____ Excerpted data

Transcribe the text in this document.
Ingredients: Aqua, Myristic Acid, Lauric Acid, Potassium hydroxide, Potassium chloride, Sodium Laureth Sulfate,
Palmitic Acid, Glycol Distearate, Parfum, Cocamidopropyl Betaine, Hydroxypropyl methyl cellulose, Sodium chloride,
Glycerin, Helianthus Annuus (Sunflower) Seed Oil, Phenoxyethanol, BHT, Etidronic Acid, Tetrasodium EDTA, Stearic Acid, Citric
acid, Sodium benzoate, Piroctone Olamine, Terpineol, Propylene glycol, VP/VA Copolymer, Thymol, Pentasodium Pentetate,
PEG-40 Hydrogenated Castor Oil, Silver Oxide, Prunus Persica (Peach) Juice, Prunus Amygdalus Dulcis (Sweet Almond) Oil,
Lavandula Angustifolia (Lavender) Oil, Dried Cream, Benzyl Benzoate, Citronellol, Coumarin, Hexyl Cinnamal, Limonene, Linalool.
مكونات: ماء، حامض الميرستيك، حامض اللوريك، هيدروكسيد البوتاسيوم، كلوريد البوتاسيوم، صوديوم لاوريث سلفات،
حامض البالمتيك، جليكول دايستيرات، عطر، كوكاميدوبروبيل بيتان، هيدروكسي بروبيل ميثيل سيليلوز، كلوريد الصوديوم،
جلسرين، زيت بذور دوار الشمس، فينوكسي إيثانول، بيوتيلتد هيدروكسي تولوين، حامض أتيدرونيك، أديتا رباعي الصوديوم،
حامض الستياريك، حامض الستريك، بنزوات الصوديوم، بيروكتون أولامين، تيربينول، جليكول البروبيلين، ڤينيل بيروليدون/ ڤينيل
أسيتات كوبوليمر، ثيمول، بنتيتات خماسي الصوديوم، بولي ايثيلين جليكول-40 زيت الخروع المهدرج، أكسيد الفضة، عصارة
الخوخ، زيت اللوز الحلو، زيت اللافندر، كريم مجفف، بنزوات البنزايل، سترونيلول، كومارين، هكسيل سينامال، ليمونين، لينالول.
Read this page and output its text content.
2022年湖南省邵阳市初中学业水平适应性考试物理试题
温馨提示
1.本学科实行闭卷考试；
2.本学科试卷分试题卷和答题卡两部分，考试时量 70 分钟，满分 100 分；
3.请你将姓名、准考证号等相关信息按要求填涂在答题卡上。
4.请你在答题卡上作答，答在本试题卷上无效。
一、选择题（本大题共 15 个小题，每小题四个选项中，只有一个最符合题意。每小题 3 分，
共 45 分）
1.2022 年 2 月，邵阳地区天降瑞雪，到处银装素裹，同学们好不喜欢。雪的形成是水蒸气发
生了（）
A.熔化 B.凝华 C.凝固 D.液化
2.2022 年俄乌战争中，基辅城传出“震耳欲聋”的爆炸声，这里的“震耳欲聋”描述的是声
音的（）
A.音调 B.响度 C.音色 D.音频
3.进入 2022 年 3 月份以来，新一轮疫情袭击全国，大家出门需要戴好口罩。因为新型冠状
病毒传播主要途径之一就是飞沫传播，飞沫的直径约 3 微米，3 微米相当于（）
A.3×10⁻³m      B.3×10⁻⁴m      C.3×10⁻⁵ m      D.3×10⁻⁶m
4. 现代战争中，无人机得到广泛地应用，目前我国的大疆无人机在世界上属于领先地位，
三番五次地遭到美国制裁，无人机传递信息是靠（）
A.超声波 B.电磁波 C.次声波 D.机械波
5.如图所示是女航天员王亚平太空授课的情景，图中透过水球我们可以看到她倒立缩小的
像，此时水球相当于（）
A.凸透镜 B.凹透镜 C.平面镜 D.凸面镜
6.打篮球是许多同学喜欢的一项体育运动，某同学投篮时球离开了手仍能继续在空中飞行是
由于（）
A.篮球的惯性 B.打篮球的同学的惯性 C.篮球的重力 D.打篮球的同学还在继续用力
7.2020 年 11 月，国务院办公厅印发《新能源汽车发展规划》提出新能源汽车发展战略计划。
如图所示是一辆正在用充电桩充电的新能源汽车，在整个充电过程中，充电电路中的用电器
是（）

________

→ Exercise goal
Copy all lines from the listing that contain "حامض".

→ Full output
مكونات: ماء، حامض الميرستيك، حامض اللوريك، هيدروكسيد البوتاسيوم، كلوريد البوتاسيوم، صوديوم لاوريث سلفات،
حامض البالمتيك، جليكول دايستيرات، عطر، كوكاميدوبروبيل بيتان، هيدروكسي بروبيل ميثيل سيليلوز، كلوريد الصوديوم،
جلسرين، زيت بذور دوار الشمس، فينوكسي إيثانول، بيوتيلتد هيدروكسي تولوين، حامض أتيدرونيك، أديتا رباعي الصوديوم،
حامض الستياريك، حامض الستريك، بنزوات الصوديوم، بيروكتون أولامين، تيربينول، جليكول البروبيلين، ڤينيل بيروليدون/ ڤينيل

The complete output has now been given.